▶ _EXERCISE DETAILS_
Output the material exactly, but drop every image it holds.

▶ _EXERCISE INPUTS_
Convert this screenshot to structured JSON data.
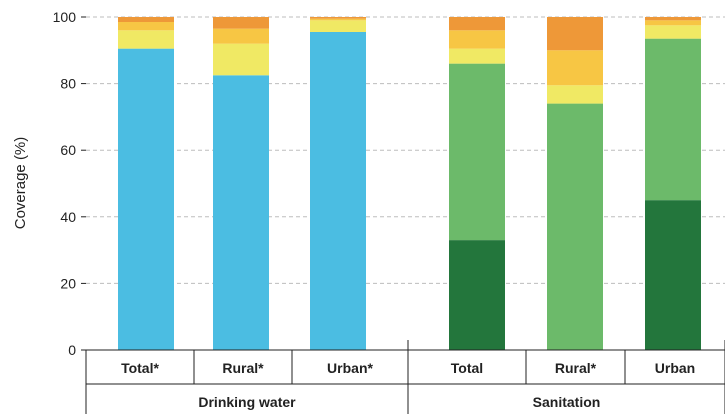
{
  "chart_data": {
    "type": "bar",
    "stacked": true,
    "ylabel": "Coverage (%)",
    "ylim": [
      0,
      100
    ],
    "yticks": [
      0,
      20,
      40,
      60,
      80,
      100
    ],
    "grid": true,
    "groups": [
      {
        "label": "Drinking water",
        "bars": [
          {
            "label": "Total*",
            "segments": [
              {
                "value": 90.5,
                "color": "#4bbde2"
              },
              {
                "value": 5.5,
                "color": "#f0e964"
              },
              {
                "value": 2.5,
                "color": "#f7c644"
              },
              {
                "value": 1.5,
                "color": "#ee9838"
              }
            ]
          },
          {
            "label": "Rural*",
            "segments": [
              {
                "value": 82.5,
                "color": "#4bbde2"
              },
              {
                "value": 9.5,
                "color": "#f0e964"
              },
              {
                "value": 4.5,
                "color": "#f7c644"
              },
              {
                "value": 3.5,
                "color": "#ee9838"
              }
            ]
          },
          {
            "label": "Urban*",
            "segments": [
              {
                "value": 95.5,
                "color": "#4bbde2"
              },
              {
                "value": 3.5,
                "color": "#f0e964"
              },
              {
                "value": 0.5,
                "color": "#f7c644"
              },
              {
                "value": 0.5,
                "color": "#ee9838"
              }
            ]
          }
        ]
      },
      {
        "label": "Sanitation",
        "bars": [
          {
            "label": "Total",
            "segments": [
              {
                "value": 33,
                "color": "#23763c"
              },
              {
                "value": 53,
                "color": "#6cba6a"
              },
              {
                "value": 4.5,
                "color": "#f0e964"
              },
              {
                "value": 5.5,
                "color": "#f7c644"
              },
              {
                "value": 4,
                "color": "#ee9838"
              }
            ]
          },
          {
            "label": "Rural*",
            "segments": [
              {
                "value": 74,
                "color": "#6cba6a"
              },
              {
                "value": 5.5,
                "color": "#f0e964"
              },
              {
                "value": 10.5,
                "color": "#f7c644"
              },
              {
                "value": 10,
                "color": "#ee9838"
              }
            ]
          },
          {
            "label": "Urban",
            "segments": [
              {
                "value": 45,
                "color": "#23763c"
              },
              {
                "value": 48.5,
                "color": "#6cba6a"
              },
              {
                "value": 4,
                "color": "#f0e964"
              },
              {
                "value": 1.5,
                "color": "#f7c644"
              },
              {
                "value": 1,
                "color": "#ee9838"
              }
            ]
          }
        ]
      }
    ]
  }
}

▶ _THE RESULT_
Convert this screenshot to structured JSON data.
{
  "chart_data": {
    "type": "bar",
    "stacked": true,
    "ylabel": "Coverage (%)",
    "ylim": [
      0,
      100
    ],
    "yticks": [
      0,
      20,
      40,
      60,
      80,
      100
    ],
    "grid": true,
    "groups": [
      {
        "label": "Drinking water",
        "bars": [
          {
            "label": "Total*",
            "segments": [
              {
                "value": 90.5,
                "color": "#4bbde2"
              },
              {
                "value": 5.5,
                "color": "#f0e964"
              },
              {
                "value": 2.5,
                "color": "#f7c644"
              },
              {
                "value": 1.5,
                "color": "#ee9838"
              }
            ]
          },
          {
            "label": "Rural*",
            "segments": [
              {
                "value": 82.5,
                "color": "#4bbde2"
              },
              {
                "value": 9.5,
                "color": "#f0e964"
              },
              {
                "value": 4.5,
                "color": "#f7c644"
              },
              {
                "value": 3.5,
                "color": "#ee9838"
              }
            ]
          },
          {
            "label": "Urban*",
            "segments": [
              {
                "value": 95.5,
                "color": "#4bbde2"
              },
              {
                "value": 3.5,
                "color": "#f0e964"
              },
              {
                "value": 0.5,
                "color": "#f7c644"
              },
              {
                "value": 0.5,
                "color": "#ee9838"
              }
            ]
          }
        ]
      },
      {
        "label": "Sanitation",
        "bars": [
          {
            "label": "Total",
            "segments": [
              {
                "value": 33,
                "color": "#23763c"
              },
              {
                "value": 53,
                "color": "#6cba6a"
              },
              {
                "value": 4.5,
                "color": "#f0e964"
              },
              {
                "value": 5.5,
                "color": "#f7c644"
              },
              {
                "value": 4,
                "color": "#ee9838"
              }
            ]
          },
          {
            "label": "Rural*",
            "segments": [
              {
                "value": 74,
                "color": "#6cba6a"
              },
              {
                "value": 5.5,
                "color": "#f0e964"
              },
              {
                "value": 10.5,
                "color": "#f7c644"
              },
              {
                "value": 10,
                "color": "#ee9838"
              }
            ]
          },
          {
            "label": "Urban",
            "segments": [
              {
                "value": 45,
                "color": "#23763c"
              },
              {
                "value": 48.5,
                "color": "#6cba6a"
              },
              {
                "value": 4,
                "color": "#f0e964"
              },
              {
                "value": 1.5,
                "color": "#f7c644"
              },
              {
                "value": 1,
                "color": "#ee9838"
              }
            ]
          }
        ]
      }
    ]
  }
}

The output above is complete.